*Task instructions*.
In the entries, find all lines that hold the word "птицы" and copy them.

*Stored dataset items*.
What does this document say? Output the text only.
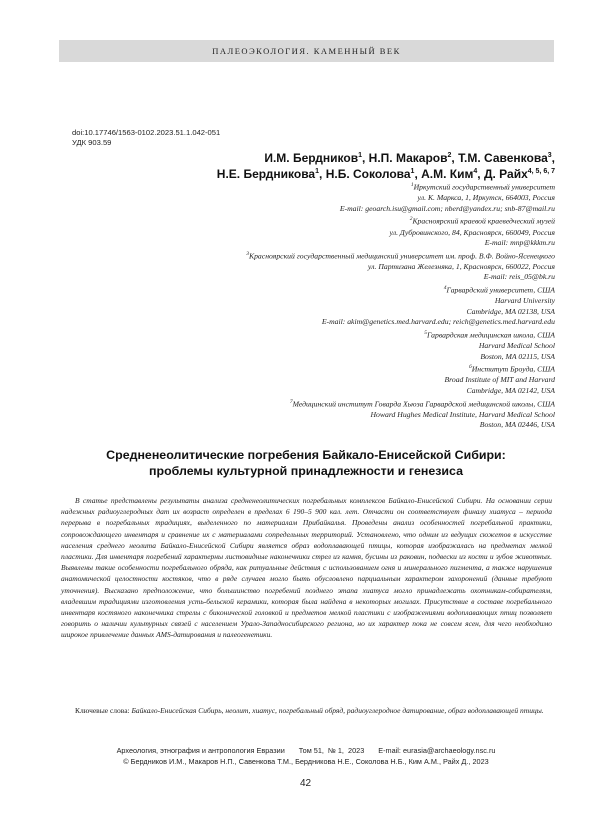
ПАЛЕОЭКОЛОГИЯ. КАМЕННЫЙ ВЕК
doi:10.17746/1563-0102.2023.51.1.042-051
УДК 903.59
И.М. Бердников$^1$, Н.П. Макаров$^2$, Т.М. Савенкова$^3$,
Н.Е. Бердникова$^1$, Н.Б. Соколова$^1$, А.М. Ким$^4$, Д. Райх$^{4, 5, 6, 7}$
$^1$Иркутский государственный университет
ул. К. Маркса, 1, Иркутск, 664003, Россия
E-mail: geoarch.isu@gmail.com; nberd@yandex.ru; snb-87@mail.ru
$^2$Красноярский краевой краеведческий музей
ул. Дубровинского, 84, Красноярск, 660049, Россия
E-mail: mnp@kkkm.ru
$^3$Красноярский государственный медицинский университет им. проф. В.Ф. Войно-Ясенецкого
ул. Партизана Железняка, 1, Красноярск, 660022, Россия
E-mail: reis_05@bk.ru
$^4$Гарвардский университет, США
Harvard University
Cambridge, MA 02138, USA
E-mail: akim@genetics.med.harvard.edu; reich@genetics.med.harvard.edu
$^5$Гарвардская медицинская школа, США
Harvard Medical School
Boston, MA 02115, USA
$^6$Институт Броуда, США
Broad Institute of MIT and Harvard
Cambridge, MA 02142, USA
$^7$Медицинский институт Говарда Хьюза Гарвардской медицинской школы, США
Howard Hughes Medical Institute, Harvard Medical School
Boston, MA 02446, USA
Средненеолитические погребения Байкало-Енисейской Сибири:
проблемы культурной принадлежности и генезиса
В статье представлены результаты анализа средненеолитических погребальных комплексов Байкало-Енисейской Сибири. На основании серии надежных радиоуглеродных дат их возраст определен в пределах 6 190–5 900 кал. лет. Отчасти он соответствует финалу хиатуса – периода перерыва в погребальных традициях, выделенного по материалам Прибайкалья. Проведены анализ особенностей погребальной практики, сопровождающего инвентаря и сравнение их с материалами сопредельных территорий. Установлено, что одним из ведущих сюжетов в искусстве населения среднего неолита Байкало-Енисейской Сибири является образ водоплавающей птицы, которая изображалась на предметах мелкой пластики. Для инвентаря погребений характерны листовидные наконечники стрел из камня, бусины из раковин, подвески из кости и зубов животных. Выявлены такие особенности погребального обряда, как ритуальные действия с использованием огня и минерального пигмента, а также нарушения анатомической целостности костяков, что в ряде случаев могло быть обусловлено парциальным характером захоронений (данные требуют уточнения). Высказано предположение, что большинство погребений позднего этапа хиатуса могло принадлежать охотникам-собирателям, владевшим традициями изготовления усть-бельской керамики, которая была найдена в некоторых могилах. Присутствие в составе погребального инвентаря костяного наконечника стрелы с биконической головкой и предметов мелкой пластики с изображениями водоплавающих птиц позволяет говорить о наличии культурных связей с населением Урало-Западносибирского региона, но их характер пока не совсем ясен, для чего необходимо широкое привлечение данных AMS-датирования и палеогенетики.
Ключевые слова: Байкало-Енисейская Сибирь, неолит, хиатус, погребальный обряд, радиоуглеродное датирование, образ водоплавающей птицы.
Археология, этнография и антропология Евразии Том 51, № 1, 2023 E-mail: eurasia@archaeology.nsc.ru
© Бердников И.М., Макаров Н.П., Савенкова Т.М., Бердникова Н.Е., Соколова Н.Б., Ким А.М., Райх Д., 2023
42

* * *

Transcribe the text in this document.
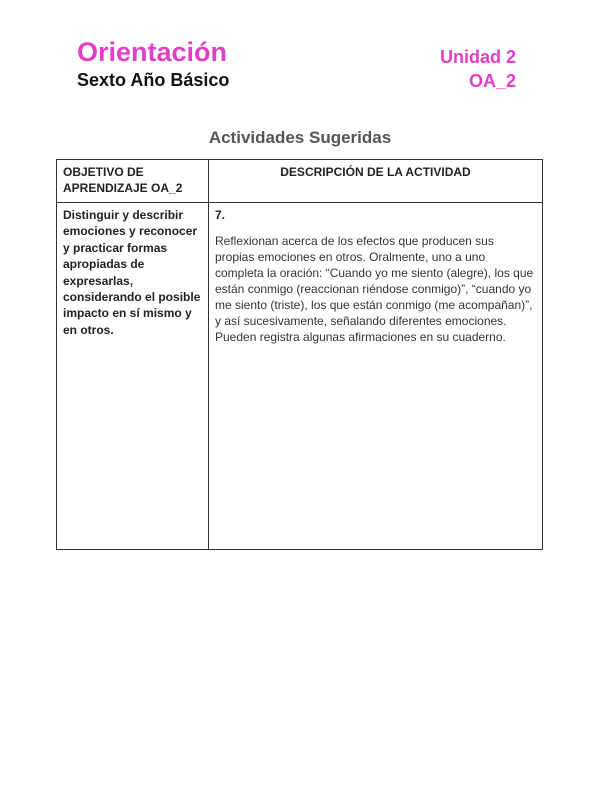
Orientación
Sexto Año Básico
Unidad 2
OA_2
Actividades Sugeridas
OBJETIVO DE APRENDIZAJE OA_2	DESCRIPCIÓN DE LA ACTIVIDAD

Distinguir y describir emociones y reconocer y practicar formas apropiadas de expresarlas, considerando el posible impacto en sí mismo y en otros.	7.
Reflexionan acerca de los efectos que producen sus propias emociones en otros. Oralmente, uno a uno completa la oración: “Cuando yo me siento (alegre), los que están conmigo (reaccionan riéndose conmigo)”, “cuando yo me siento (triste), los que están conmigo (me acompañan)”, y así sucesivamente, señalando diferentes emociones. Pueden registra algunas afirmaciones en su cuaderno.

*Response below*.
В статье представлены результаты анализа средненеолитических погребальных комплексов Байкало-Енисейской Сибири. На основании серии надежных радиоуглеродных дат их возраст определен в пределах 6 190–5 900 кал. лет. Отчасти он соответствует финалу хиатуса – периода перерыва в погребальных традициях, выделенного по материалам Прибайкалья. Проведены анализ особенностей погребальной практики, сопровождающего инвентаря и сравнение их с материалами сопредельных территорий. Установлено, что одним из ведущих сюжетов в искусстве населения среднего неолита Байкало-Енисейской Сибири является образ водоплавающей птицы, которая изображалась на предметах мелкой пластики. Для инвентаря погребений характерны листовидные наконечники стрел из камня, бусины из раковин, подвески из кости и зубов животных. Выявлены такие особенности погребального обряда, как ритуальные действия с использованием огня и минерального пигмента, а также нарушения анатомической целостности костяков, что в ряде случаев могло быть обусловлено парциальным характером захоронений (данные требуют уточнения). Высказано предположение, что большинство погребений позднего этапа хиатуса могло принадлежать охотникам-собирателям, владевшим традициями изготовления усть-бельской керамики, которая была найдена в некоторых могилах. Присутствие в составе погребального инвентаря костяного наконечника стрелы с биконической головкой и предметов мелкой пластики с изображениями водоплавающих птиц позволяет говорить о наличии культурных связей с населением Урало-Западносибирского региона, но их характер пока не совсем ясен, для чего необходимо широкое привлечение данных AMS-датирования и палеогенетики.
Ключевые слова: Байкало-Енисейская Сибирь, неолит, хиатус, погребальный обряд, радиоуглеродное датирование, образ водоплавающей птицы.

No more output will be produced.